Structured page parsing data:
·····

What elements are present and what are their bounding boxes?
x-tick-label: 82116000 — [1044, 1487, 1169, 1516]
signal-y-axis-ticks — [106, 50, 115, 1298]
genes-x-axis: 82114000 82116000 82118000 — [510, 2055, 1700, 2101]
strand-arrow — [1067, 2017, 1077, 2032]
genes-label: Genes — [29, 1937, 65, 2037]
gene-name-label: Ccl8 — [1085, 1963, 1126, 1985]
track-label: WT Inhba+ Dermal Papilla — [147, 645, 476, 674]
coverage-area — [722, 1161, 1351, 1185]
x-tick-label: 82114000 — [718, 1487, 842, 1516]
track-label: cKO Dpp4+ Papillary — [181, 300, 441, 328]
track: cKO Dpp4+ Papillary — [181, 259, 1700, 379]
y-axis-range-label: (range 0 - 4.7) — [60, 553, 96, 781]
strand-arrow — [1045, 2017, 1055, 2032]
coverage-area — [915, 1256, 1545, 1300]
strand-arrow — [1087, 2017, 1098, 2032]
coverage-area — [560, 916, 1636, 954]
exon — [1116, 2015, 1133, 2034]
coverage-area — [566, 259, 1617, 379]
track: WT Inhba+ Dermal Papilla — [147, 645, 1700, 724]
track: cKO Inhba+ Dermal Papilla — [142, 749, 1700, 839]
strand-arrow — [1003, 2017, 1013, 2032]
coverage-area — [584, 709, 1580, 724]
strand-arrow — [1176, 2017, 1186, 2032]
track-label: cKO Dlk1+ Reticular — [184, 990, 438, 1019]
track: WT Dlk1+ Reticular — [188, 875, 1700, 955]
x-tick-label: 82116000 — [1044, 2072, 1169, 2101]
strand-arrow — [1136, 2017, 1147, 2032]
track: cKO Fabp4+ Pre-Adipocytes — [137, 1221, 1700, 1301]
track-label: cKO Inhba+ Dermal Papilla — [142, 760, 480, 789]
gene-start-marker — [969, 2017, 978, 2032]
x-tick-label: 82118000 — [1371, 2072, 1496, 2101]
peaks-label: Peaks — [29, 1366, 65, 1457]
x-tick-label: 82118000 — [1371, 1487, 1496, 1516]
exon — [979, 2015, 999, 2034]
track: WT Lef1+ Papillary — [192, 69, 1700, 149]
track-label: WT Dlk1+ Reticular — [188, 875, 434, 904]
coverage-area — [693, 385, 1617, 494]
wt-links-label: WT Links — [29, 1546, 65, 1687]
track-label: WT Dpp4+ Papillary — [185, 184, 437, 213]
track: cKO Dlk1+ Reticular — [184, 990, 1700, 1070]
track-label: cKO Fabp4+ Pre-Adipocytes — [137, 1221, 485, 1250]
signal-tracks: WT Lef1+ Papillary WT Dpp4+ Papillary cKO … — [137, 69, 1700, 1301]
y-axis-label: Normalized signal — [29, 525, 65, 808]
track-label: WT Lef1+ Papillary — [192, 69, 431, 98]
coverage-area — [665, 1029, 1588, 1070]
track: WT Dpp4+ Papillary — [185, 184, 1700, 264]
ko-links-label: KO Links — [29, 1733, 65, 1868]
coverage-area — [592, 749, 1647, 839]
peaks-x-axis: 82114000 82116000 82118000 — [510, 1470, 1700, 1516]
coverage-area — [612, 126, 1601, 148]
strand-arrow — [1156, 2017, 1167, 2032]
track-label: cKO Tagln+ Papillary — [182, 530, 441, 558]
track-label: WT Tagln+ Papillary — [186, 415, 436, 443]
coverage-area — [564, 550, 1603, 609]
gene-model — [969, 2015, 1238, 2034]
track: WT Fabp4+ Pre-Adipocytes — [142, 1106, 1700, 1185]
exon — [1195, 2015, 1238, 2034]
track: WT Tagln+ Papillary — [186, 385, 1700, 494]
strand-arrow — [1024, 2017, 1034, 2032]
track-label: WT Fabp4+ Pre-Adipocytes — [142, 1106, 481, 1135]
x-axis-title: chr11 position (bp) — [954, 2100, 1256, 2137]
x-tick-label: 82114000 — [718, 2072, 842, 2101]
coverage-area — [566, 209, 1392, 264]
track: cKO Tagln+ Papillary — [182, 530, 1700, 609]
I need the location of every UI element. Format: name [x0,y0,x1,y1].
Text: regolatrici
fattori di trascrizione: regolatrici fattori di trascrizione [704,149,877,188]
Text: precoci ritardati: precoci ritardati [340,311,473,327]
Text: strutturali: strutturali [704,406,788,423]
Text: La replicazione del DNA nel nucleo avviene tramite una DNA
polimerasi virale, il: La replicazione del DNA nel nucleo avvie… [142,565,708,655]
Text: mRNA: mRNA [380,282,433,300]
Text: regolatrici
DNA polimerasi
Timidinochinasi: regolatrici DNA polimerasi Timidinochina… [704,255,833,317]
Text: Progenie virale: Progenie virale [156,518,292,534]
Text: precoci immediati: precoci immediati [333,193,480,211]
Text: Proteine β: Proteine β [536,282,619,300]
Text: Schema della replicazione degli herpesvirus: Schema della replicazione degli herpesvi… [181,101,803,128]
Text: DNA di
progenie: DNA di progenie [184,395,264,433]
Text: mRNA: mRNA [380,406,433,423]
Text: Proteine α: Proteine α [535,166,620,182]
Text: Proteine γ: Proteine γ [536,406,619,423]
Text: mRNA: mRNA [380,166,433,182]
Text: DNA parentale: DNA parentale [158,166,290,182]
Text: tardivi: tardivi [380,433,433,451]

·····

Find where "I need the location" occurs in the data, and please write out that line through the last line exactly, with nothing else.

I need the location of every UI element. Format: name [x0,y0,x1,y1].
Text: regolatrici
fattori di trascrizione: regolatrici fattori di trascrizione [704,149,877,188]
Text: precoci ritardati: precoci ritardati [340,311,473,327]
Text: strutturali: strutturali [704,406,788,423]
Text: La replicazione del DNA nel nucleo avviene tramite una DNA
polimerasi virale, il: La replicazione del DNA nel nucleo avvie… [142,565,708,655]
Text: mRNA: mRNA [380,282,433,300]
Text: regolatrici
DNA polimerasi
Timidinochinasi: regolatrici DNA polimerasi Timidinochina… [704,255,833,317]
Text: Progenie virale: Progenie virale [156,518,292,534]
Text: precoci immediati: precoci immediati [333,193,480,211]
Text: Proteine β: Proteine β [536,282,619,300]
Text: Schema della replicazione degli herpesvirus: Schema della replicazione degli herpesvi… [181,101,803,128]
Text: DNA di
progenie: DNA di progenie [184,395,264,433]
Text: mRNA: mRNA [380,406,433,423]
Text: Proteine α: Proteine α [535,166,620,182]
Text: Proteine γ: Proteine γ [536,406,619,423]
Text: mRNA: mRNA [380,166,433,182]
Text: DNA parentale: DNA parentale [158,166,290,182]
Text: tardivi: tardivi [380,433,433,451]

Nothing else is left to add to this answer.